--- Extracted information ---
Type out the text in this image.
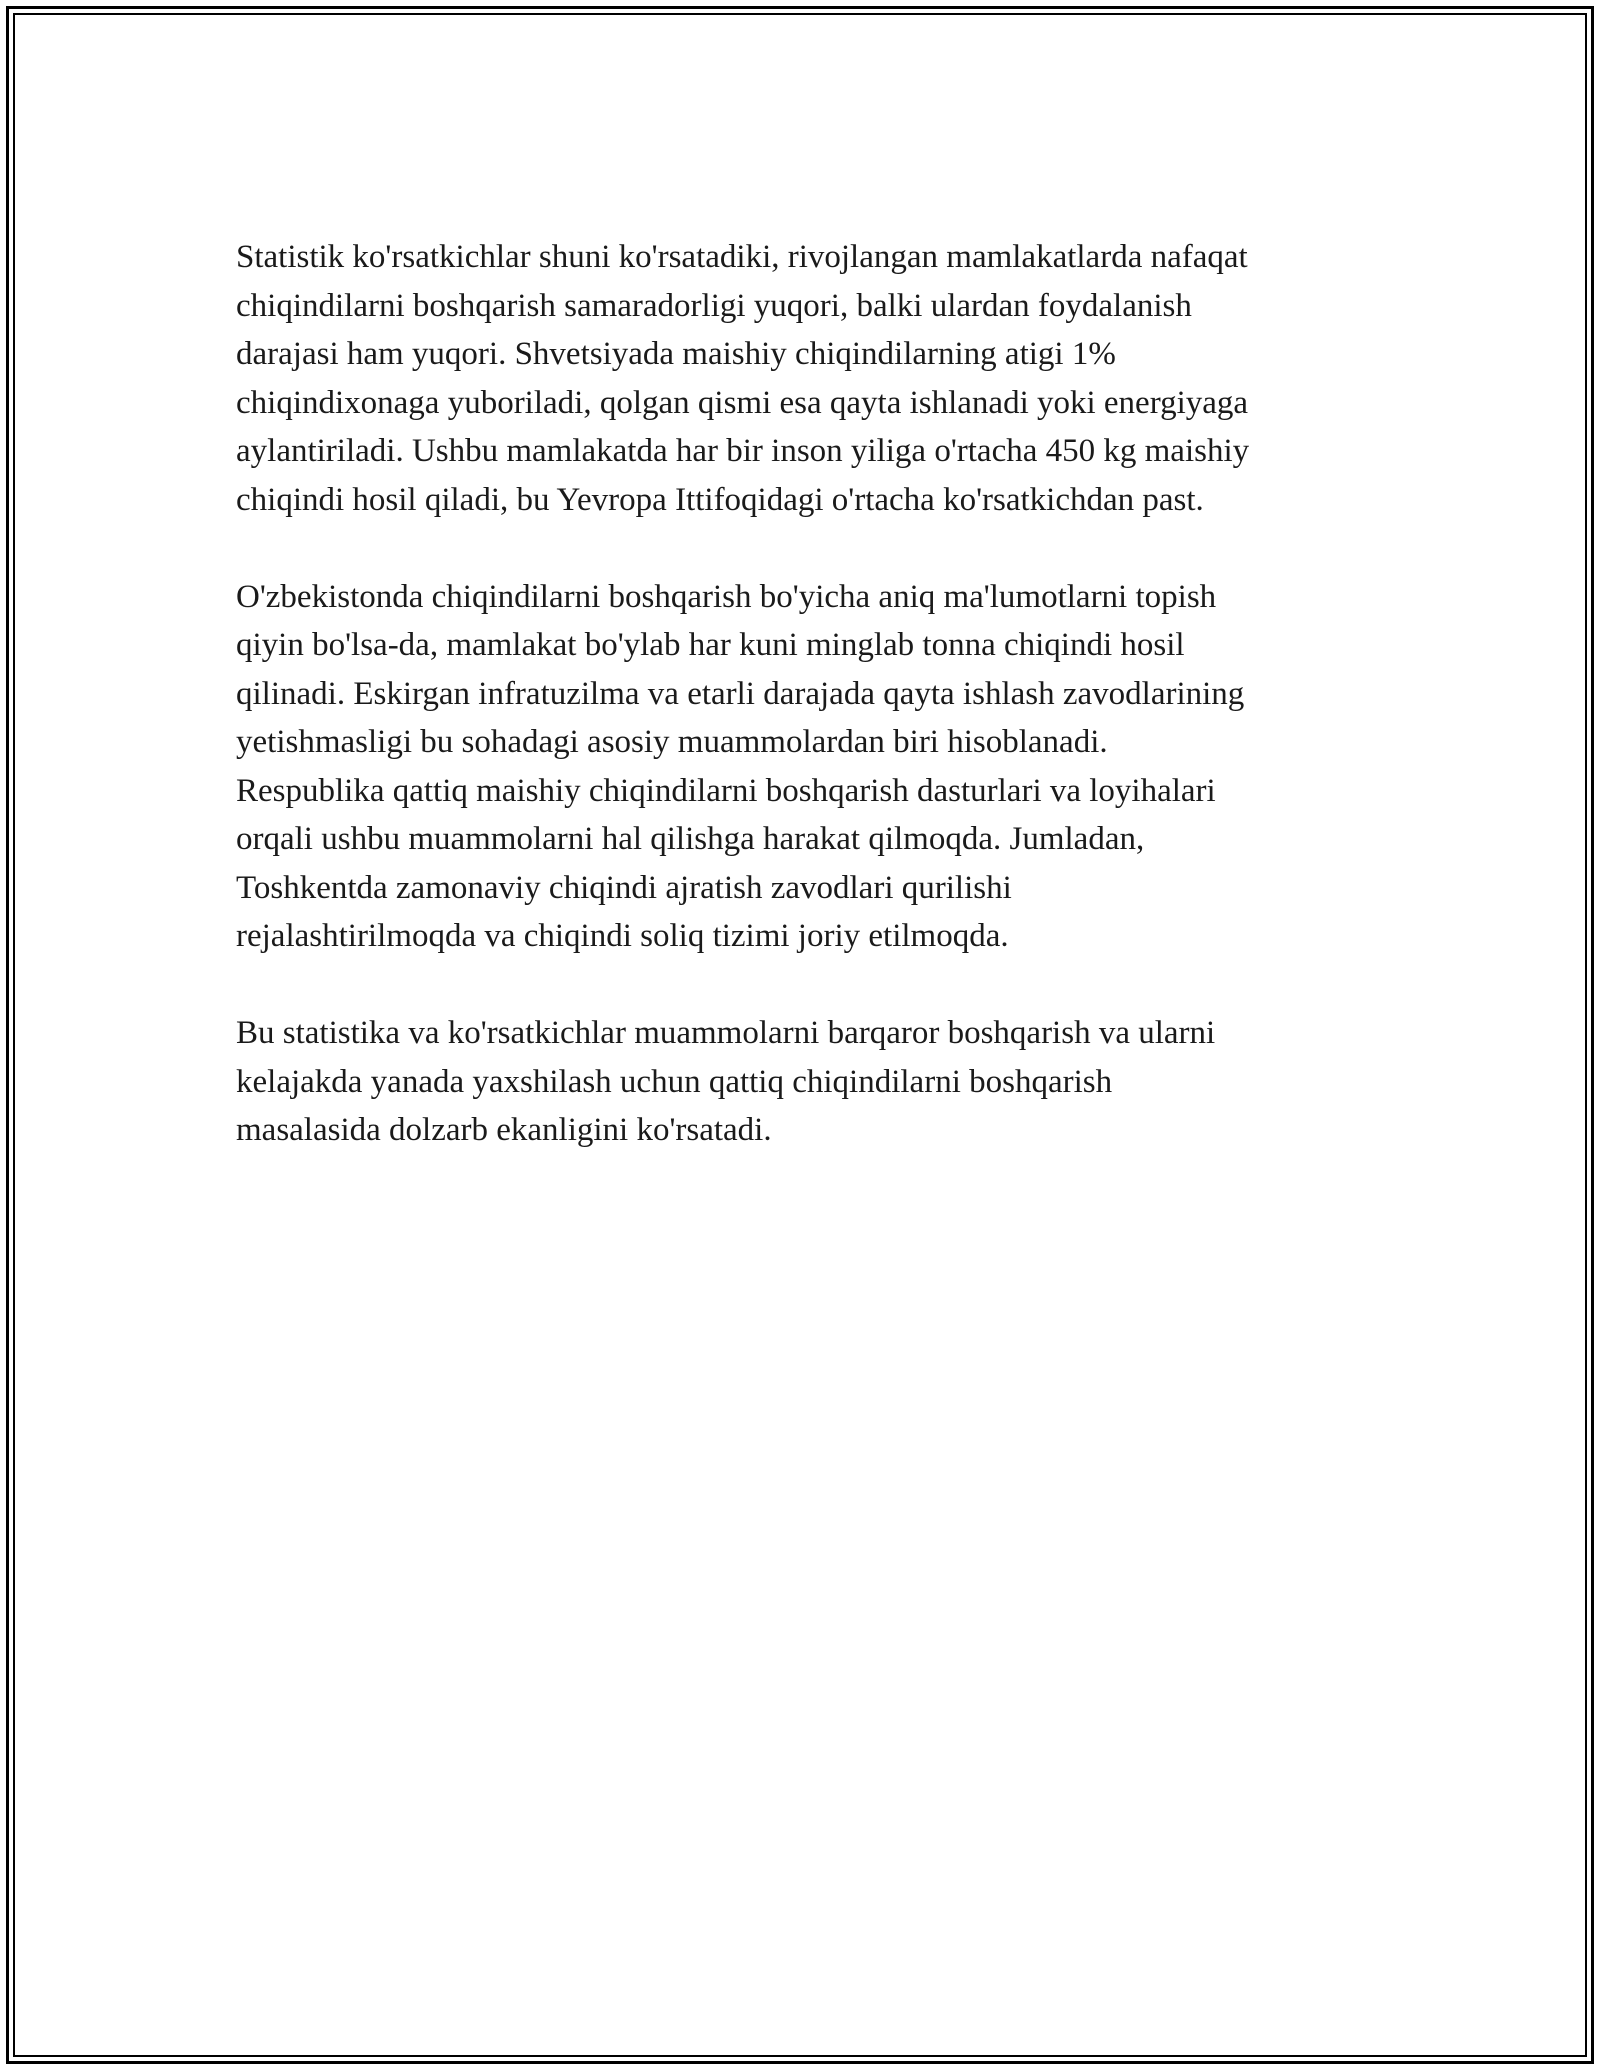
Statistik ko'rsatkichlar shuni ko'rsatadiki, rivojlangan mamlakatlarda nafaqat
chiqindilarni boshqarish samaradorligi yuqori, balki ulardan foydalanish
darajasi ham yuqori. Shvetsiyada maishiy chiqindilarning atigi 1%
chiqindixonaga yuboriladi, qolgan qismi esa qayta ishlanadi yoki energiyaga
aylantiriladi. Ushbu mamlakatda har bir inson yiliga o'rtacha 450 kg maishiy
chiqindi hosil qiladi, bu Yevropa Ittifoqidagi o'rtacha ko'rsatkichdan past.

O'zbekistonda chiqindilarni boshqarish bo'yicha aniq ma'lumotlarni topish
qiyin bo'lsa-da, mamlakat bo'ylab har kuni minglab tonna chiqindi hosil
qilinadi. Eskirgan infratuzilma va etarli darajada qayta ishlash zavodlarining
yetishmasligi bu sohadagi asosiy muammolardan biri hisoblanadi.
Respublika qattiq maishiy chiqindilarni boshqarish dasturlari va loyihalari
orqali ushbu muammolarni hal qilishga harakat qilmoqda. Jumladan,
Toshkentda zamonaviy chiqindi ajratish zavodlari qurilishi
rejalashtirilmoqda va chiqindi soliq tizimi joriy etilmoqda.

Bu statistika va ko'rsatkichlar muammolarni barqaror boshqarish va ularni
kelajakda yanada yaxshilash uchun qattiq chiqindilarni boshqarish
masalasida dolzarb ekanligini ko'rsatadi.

--- Objective ---
Go through the listing above and write it all out exactly, leaving out any picture.

--- Response to the exercise ---
Type out the text in this image.
Statistik ko'rsatkichlar shuni ko'rsatadiki, rivojlangan mamlakatlarda nafaqat
chiqindilarni boshqarish samaradorligi yuqori, balki ulardan foydalanish
darajasi ham yuqori. Shvetsiyada maishiy chiqindilarning atigi 1%
chiqindixonaga yuboriladi, qolgan qismi esa qayta ishlanadi yoki energiyaga
aylantiriladi. Ushbu mamlakatda har bir inson yiliga o'rtacha 450 kg maishiy
chiqindi hosil qiladi, bu Yevropa Ittifoqidagi o'rtacha ko'rsatkichdan past.

O'zbekistonda chiqindilarni boshqarish bo'yicha aniq ma'lumotlarni topish
qiyin bo'lsa-da, mamlakat bo'ylab har kuni minglab tonna chiqindi hosil
qilinadi. Eskirgan infratuzilma va etarli darajada qayta ishlash zavodlarining
yetishmasligi bu sohadagi asosiy muammolardan biri hisoblanadi.
Respublika qattiq maishiy chiqindilarni boshqarish dasturlari va loyihalari
orqali ushbu muammolarni hal qilishga harakat qilmoqda. Jumladan,
Toshkentda zamonaviy chiqindi ajratish zavodlari qurilishi
rejalashtirilmoqda va chiqindi soliq tizimi joriy etilmoqda.

Bu statistika va ko'rsatkichlar muammolarni barqaror boshqarish va ularni
kelajakda yanada yaxshilash uchun qattiq chiqindilarni boshqarish
masalasida dolzarb ekanligini ko'rsatadi.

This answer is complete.